* _TASK OBJECTIVE_: Print the entries that appear below, exactly as written and without their pictures.

++++++

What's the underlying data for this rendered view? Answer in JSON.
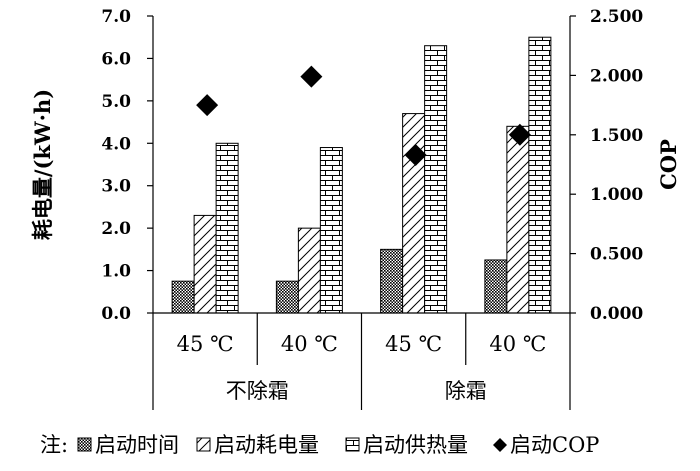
{
  "chart_data": {
    "type": "bar",
    "ylabel": "耗电量/(kW·h)",
    "y2label": "COP",
    "ylim": [
      0,
      7
    ],
    "y2lim": [
      0,
      2.5
    ],
    "yticks": [
      "0.0",
      "1.0",
      "2.0",
      "3.0",
      "4.0",
      "5.0",
      "6.0",
      "7.0"
    ],
    "y2ticks": [
      "0.000",
      "0.500",
      "1.000",
      "1.500",
      "2.000",
      "2.500"
    ],
    "categories": [
      "45 ℃",
      "40 ℃",
      "45 ℃",
      "40 ℃"
    ],
    "groups": [
      {
        "label": "不除霜",
        "span": [
          0,
          1
        ]
      },
      {
        "label": "除霜",
        "span": [
          2,
          3
        ]
      }
    ],
    "series": [
      {
        "name": "启动时间",
        "axis": "left",
        "kind": "bar",
        "pattern": "dots",
        "values": [
          0.75,
          0.75,
          1.5,
          1.25
        ]
      },
      {
        "name": "启动耗电量",
        "axis": "left",
        "kind": "bar",
        "pattern": "diagonal",
        "values": [
          2.3,
          2.0,
          4.7,
          4.4
        ]
      },
      {
        "name": "启动供热量",
        "axis": "left",
        "kind": "bar",
        "pattern": "brick",
        "values": [
          4.0,
          3.9,
          6.3,
          6.5
        ]
      },
      {
        "name": "启动COP",
        "axis": "right",
        "kind": "marker",
        "values": [
          1.75,
          1.99,
          1.33,
          1.5
        ]
      }
    ],
    "legend_prefix": "注:",
    "legend_position": "bottom",
    "grid": false
  }
}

++++++

* _THE ANSWER_:
What's the underlying data for this rendered view? Answer in JSON.
{
  "chart_data": {
    "type": "bar",
    "ylabel": "耗电量/(kW·h)",
    "y2label": "COP",
    "ylim": [
      0,
      7
    ],
    "y2lim": [
      0,
      2.5
    ],
    "yticks": [
      "0.0",
      "1.0",
      "2.0",
      "3.0",
      "4.0",
      "5.0",
      "6.0",
      "7.0"
    ],
    "y2ticks": [
      "0.000",
      "0.500",
      "1.000",
      "1.500",
      "2.000",
      "2.500"
    ],
    "categories": [
      "45 ℃",
      "40 ℃",
      "45 ℃",
      "40 ℃"
    ],
    "groups": [
      {
        "label": "不除霜",
        "span": [
          0,
          1
        ]
      },
      {
        "label": "除霜",
        "span": [
          2,
          3
        ]
      }
    ],
    "series": [
      {
        "name": "启动时间",
        "axis": "left",
        "kind": "bar",
        "pattern": "dots",
        "values": [
          0.75,
          0.75,
          1.5,
          1.25
        ]
      },
      {
        "name": "启动耗电量",
        "axis": "left",
        "kind": "bar",
        "pattern": "diagonal",
        "values": [
          2.3,
          2.0,
          4.7,
          4.4
        ]
      },
      {
        "name": "启动供热量",
        "axis": "left",
        "kind": "bar",
        "pattern": "brick",
        "values": [
          4.0,
          3.9,
          6.3,
          6.5
        ]
      },
      {
        "name": "启动COP",
        "axis": "right",
        "kind": "marker",
        "values": [
          1.75,
          1.99,
          1.33,
          1.5
        ]
      }
    ],
    "legend_prefix": "注:",
    "legend_position": "bottom",
    "grid": false
  }
}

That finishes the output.